Data records:

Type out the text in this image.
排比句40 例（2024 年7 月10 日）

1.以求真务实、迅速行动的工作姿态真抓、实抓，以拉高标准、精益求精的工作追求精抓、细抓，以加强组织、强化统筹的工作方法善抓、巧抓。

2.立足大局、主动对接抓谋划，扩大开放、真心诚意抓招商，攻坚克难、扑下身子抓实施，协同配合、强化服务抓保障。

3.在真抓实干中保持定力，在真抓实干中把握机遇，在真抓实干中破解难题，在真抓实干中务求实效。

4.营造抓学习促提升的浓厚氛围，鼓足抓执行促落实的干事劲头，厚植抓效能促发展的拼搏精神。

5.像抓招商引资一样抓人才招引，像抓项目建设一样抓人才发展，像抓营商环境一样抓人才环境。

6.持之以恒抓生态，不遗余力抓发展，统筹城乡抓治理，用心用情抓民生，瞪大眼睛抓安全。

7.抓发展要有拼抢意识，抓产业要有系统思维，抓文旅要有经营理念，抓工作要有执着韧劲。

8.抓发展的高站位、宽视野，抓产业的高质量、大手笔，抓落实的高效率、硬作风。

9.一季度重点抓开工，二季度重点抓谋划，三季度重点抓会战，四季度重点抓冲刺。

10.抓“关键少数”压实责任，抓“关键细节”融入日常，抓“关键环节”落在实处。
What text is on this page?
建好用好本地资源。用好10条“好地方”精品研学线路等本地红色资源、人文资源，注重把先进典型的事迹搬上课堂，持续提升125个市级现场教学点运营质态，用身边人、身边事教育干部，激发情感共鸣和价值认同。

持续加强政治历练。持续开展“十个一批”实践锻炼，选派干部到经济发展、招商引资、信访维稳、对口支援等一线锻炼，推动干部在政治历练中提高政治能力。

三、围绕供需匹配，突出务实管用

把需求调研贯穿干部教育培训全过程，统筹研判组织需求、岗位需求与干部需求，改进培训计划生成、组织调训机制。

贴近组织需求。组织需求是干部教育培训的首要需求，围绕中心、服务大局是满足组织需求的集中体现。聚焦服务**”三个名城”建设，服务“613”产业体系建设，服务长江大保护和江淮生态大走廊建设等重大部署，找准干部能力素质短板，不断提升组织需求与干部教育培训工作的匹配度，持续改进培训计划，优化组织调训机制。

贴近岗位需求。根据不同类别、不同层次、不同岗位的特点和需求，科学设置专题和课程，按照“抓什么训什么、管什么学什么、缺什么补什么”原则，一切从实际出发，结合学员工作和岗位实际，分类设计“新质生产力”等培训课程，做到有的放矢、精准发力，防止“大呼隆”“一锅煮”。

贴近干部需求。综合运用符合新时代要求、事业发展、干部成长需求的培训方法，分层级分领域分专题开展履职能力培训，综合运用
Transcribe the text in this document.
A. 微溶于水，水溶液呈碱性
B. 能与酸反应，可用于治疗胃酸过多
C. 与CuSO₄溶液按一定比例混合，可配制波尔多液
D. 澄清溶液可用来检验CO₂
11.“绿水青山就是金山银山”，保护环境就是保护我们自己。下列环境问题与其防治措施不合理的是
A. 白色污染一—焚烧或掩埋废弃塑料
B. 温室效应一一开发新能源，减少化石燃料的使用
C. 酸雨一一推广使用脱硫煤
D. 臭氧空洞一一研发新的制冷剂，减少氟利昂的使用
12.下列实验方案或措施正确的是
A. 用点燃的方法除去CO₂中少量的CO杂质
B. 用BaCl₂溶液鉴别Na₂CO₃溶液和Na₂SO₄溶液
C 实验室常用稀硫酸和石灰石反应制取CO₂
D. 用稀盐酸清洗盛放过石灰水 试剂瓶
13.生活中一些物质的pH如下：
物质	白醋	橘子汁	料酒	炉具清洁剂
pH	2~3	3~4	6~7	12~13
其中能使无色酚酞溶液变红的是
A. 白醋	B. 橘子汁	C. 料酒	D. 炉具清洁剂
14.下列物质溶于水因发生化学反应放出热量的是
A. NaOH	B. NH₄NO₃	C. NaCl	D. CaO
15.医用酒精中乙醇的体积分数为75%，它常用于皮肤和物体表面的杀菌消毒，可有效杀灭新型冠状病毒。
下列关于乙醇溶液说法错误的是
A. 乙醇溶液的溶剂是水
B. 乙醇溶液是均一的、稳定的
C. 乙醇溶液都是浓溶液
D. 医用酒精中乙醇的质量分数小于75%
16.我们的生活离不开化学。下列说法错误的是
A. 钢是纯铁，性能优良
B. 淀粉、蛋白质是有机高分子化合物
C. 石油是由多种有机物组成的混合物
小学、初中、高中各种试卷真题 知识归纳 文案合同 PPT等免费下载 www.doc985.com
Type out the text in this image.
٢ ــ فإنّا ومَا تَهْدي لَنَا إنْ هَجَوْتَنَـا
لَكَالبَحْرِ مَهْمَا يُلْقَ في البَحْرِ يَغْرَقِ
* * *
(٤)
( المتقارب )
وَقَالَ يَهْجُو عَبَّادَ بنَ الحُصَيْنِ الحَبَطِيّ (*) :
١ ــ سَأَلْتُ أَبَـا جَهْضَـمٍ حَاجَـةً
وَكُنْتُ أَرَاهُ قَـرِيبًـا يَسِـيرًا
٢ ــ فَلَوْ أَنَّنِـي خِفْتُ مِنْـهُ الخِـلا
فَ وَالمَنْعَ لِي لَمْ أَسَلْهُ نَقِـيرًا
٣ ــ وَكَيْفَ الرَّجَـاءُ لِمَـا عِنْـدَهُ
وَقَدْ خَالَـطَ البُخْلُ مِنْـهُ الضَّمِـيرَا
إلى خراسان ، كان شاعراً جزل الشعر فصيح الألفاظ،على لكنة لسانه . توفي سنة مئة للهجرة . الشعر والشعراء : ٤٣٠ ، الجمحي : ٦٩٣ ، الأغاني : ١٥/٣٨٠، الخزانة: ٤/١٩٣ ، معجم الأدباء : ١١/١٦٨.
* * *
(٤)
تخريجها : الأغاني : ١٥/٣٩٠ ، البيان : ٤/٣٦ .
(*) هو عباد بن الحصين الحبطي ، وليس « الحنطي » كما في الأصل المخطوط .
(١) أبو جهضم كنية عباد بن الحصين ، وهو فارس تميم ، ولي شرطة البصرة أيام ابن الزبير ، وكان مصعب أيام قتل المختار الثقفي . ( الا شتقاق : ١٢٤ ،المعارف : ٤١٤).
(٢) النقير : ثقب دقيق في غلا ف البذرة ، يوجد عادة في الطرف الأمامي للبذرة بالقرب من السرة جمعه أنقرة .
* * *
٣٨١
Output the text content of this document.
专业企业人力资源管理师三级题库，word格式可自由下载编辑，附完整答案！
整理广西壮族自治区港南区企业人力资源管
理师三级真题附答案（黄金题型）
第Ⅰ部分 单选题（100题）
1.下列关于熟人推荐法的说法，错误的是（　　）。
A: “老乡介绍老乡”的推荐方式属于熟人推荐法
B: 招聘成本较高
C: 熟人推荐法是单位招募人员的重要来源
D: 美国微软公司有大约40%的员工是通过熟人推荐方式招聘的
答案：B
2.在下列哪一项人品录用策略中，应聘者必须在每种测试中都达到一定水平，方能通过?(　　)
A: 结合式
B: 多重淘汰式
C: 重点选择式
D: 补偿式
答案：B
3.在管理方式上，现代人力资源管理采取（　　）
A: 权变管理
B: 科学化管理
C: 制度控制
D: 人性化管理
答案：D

→ REQUIREMENT
Output the full listing without altering anything.

→ SOLVED EXERCISE
Type out the text in this image.
排比句40 例（2024 年7 月10 日）

1.以求真务实、迅速行动的工作姿态真抓、实抓，以拉高标准、精益求精的工作追求精抓、细抓，以加强组织、强化统筹的工作方法善抓、巧抓。

2.立足大局、主动对接抓谋划，扩大开放、真心诚意抓招商，攻坚克难、扑下身子抓实施，协同配合、强化服务抓保障。

3.在真抓实干中保持定力，在真抓实干中把握机遇，在真抓实干中破解难题，在真抓实干中务求实效。

4.营造抓学习促提升的浓厚氛围，鼓足抓执行促落实的干事劲头，厚植抓效能促发展的拼搏精神。

5.像抓招商引资一样抓人才招引，像抓项目建设一样抓人才发展，像抓营商环境一样抓人才环境。

6.持之以恒抓生态，不遗余力抓发展，统筹城乡抓治理，用心用情抓民生，瞪大眼睛抓安全。

7.抓发展要有拼抢意识，抓产业要有系统思维，抓文旅要有经营理念，抓工作要有执着韧劲。

8.抓发展的高站位、宽视野，抓产业的高质量、大手笔，抓落实的高效率、硬作风。

9.一季度重点抓开工，二季度重点抓谋划，三季度重点抓会战，四季度重点抓冲刺。

10.抓“关键少数”压实责任，抓“关键细节”融入日常，抓“关键环节”落在实处。
What text is on this page?
建好用好本地资源。用好10条“好地方”精品研学线路等本地红色资源、人文资源，注重把先进典型的事迹搬上课堂，持续提升125个市级现场教学点运营质态，用身边人、身边事教育干部，激发情感共鸣和价值认同。

持续加强政治历练。持续开展“十个一批”实践锻炼，选派干部到经济发展、招商引资、信访维稳、对口支援等一线锻炼，推动干部在政治历练中提高政治能力。

三、围绕供需匹配，突出务实管用

把需求调研贯穿干部教育培训全过程，统筹研判组织需求、岗位需求与干部需求，改进培训计划生成、组织调训机制。

贴近组织需求。组织需求是干部教育培训的首要需求，围绕中心、服务大局是满足组织需求的集中体现。聚焦服务**”三个名城”建设，服务“613”产业体系建设，服务长江大保护和江淮生态大走廊建设等重大部署，找准干部能力素质短板，不断提升组织需求与干部教育培训工作的匹配度，持续改进培训计划，优化组织调训机制。

贴近岗位需求。根据不同类别、不同层次、不同岗位的特点和需求，科学设置专题和课程，按照“抓什么训什么、管什么学什么、缺什么补什么”原则，一切从实际出发，结合学员工作和岗位实际，分类设计“新质生产力”等培训课程，做到有的放矢、精准发力，防止“大呼隆”“一锅煮”。

贴近干部需求。综合运用符合新时代要求、事业发展、干部成长需求的培训方法，分层级分领域分专题开展履职能力培训，综合运用
Transcribe the text in this document.
A. 微溶于水，水溶液呈碱性
B. 能与酸反应，可用于治疗胃酸过多
C. 与CuSO₄溶液按一定比例混合，可配制波尔多液
D. 澄清溶液可用来检验CO₂
11.“绿水青山就是金山银山”，保护环境就是保护我们自己。下列环境问题与其防治措施不合理的是
A. 白色污染一—焚烧或掩埋废弃塑料
B. 温室效应一一开发新能源，减少化石燃料的使用
C. 酸雨一一推广使用脱硫煤
D. 臭氧空洞一一研发新的制冷剂，减少氟利昂的使用
12.下列实验方案或措施正确的是
A. 用点燃的方法除去CO₂中少量的CO杂质
B. 用BaCl₂溶液鉴别Na₂CO₃溶液和Na₂SO₄溶液
C 实验室常用稀硫酸和石灰石反应制取CO₂
D. 用稀盐酸清洗盛放过石灰水 试剂瓶
13.生活中一些物质的pH如下：
物质	白醋	橘子汁	料酒	炉具清洁剂
pH	2~3	3~4	6~7	12~13
其中能使无色酚酞溶液变红的是
A. 白醋	B. 橘子汁	C. 料酒	D. 炉具清洁剂
14.下列物质溶于水因发生化学反应放出热量的是
A. NaOH	B. NH₄NO₃	C. NaCl	D. CaO
15.医用酒精中乙醇的体积分数为75%，它常用于皮肤和物体表面的杀菌消毒，可有效杀灭新型冠状病毒。
下列关于乙醇溶液说法错误的是
A. 乙醇溶液的溶剂是水
B. 乙醇溶液是均一的、稳定的
C. 乙醇溶液都是浓溶液
D. 医用酒精中乙醇的质量分数小于75%
16.我们的生活离不开化学。下列说法错误的是
A. 钢是纯铁，性能优良
B. 淀粉、蛋白质是有机高分子化合物
C. 石油是由多种有机物组成的混合物
小学、初中、高中各种试卷真题 知识归纳 文案合同 PPT等免费下载 www.doc985.com
Type out the text in this image.
٢ ــ فإنّا ومَا تَهْدي لَنَا إنْ هَجَوْتَنَـا
لَكَالبَحْرِ مَهْمَا يُلْقَ في البَحْرِ يَغْرَقِ
* * *
(٤)
( المتقارب )
وَقَالَ يَهْجُو عَبَّادَ بنَ الحُصَيْنِ الحَبَطِيّ (*) :
١ ــ سَأَلْتُ أَبَـا جَهْضَـمٍ حَاجَـةً
وَكُنْتُ أَرَاهُ قَـرِيبًـا يَسِـيرًا
٢ ــ فَلَوْ أَنَّنِـي خِفْتُ مِنْـهُ الخِـلا
فَ وَالمَنْعَ لِي لَمْ أَسَلْهُ نَقِـيرًا
٣ ــ وَكَيْفَ الرَّجَـاءُ لِمَـا عِنْـدَهُ
وَقَدْ خَالَـطَ البُخْلُ مِنْـهُ الضَّمِـيرَا
إلى خراسان ، كان شاعراً جزل الشعر فصيح الألفاظ،على لكنة لسانه . توفي سنة مئة للهجرة . الشعر والشعراء : ٤٣٠ ، الجمحي : ٦٩٣ ، الأغاني : ١٥/٣٨٠، الخزانة: ٤/١٩٣ ، معجم الأدباء : ١١/١٦٨.
* * *
(٤)
تخريجها : الأغاني : ١٥/٣٩٠ ، البيان : ٤/٣٦ .
(*) هو عباد بن الحصين الحبطي ، وليس « الحنطي » كما في الأصل المخطوط .
(١) أبو جهضم كنية عباد بن الحصين ، وهو فارس تميم ، ولي شرطة البصرة أيام ابن الزبير ، وكان مصعب أيام قتل المختار الثقفي . ( الا شتقاق : ١٢٤ ،المعارف : ٤١٤).
(٢) النقير : ثقب دقيق في غلا ف البذرة ، يوجد عادة في الطرف الأمامي للبذرة بالقرب من السرة جمعه أنقرة .
* * *
٣٨١
Output the text content of this document.
专业企业人力资源管理师三级题库，word格式可自由下载编辑，附完整答案！
整理广西壮族自治区港南区企业人力资源管
理师三级真题附答案（黄金题型）
第Ⅰ部分 单选题（100题）
1.下列关于熟人推荐法的说法，错误的是（　　）。
A: “老乡介绍老乡”的推荐方式属于熟人推荐法
B: 招聘成本较高
C: 熟人推荐法是单位招募人员的重要来源
D: 美国微软公司有大约40%的员工是通过熟人推荐方式招聘的
答案：B
2.在下列哪一项人品录用策略中，应聘者必须在每种测试中都达到一定水平，方能通过?(　　)
A: 结合式
B: 多重淘汰式
C: 重点选择式
D: 补偿式
答案：B
3.在管理方式上，现代人力资源管理采取（　　）
A: 权变管理
B: 科学化管理
C: 制度控制
D: 人性化管理
答案：D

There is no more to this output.